--- Begin ---

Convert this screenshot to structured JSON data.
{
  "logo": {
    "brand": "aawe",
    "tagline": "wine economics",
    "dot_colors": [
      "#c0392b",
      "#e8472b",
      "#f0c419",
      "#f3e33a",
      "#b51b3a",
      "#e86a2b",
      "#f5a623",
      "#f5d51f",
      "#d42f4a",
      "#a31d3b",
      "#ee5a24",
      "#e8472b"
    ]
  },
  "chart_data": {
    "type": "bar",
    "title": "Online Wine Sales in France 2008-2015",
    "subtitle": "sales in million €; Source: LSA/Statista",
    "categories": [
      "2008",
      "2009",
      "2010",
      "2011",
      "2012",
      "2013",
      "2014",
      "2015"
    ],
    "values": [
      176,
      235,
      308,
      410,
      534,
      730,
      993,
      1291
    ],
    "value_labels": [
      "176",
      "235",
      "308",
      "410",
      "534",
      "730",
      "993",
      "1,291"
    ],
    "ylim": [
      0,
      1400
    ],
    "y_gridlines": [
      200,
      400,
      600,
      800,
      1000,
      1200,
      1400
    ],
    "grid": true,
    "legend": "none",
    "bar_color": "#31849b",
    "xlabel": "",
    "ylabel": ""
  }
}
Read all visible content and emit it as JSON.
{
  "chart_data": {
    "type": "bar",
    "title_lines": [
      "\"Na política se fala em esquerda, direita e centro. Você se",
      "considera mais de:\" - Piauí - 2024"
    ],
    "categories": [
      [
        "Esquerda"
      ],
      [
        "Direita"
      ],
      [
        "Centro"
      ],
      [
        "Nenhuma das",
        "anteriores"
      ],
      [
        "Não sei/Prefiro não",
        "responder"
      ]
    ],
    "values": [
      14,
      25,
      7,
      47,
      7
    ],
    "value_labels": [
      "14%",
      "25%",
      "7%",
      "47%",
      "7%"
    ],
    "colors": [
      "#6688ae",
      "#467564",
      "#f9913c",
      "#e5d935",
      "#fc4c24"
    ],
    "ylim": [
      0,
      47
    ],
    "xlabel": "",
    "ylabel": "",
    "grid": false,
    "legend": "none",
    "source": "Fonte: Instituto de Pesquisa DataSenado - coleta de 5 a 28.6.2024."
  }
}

--- End ---
--- Begin ---

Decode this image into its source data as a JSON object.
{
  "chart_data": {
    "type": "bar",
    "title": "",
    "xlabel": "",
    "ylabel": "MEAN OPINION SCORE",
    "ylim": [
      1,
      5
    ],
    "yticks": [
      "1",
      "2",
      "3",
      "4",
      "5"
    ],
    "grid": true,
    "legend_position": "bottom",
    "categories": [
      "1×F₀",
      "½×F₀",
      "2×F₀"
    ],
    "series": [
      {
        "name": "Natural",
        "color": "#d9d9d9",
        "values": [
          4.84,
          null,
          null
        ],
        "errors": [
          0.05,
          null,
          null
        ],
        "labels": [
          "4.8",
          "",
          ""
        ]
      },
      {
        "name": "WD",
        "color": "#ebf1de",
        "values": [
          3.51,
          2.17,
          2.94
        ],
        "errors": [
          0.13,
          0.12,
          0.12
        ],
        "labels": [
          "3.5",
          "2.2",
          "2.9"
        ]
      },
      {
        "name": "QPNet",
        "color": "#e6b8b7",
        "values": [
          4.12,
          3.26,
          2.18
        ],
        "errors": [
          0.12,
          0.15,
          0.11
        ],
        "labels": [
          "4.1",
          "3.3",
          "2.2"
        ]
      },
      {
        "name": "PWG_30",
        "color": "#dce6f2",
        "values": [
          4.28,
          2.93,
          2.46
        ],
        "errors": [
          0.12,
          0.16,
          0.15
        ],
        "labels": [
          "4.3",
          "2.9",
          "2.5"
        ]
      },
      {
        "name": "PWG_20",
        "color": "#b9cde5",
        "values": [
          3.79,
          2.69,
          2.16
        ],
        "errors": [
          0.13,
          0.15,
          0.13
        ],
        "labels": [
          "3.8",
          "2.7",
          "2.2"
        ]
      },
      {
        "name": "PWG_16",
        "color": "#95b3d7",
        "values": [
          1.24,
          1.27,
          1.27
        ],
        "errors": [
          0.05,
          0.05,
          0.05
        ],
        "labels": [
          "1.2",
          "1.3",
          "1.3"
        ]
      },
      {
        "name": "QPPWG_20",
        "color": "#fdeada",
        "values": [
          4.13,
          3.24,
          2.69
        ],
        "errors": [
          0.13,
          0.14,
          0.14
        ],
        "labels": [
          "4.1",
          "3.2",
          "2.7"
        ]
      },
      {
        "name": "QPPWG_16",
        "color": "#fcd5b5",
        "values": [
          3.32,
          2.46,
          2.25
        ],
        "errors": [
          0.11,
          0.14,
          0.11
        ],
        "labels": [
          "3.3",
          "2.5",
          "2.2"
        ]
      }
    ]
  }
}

--- End ---

EXERCISE
Count every line in the listing above that holds "name", then report only the count.

SOLUTION TO THE PROBLEM
8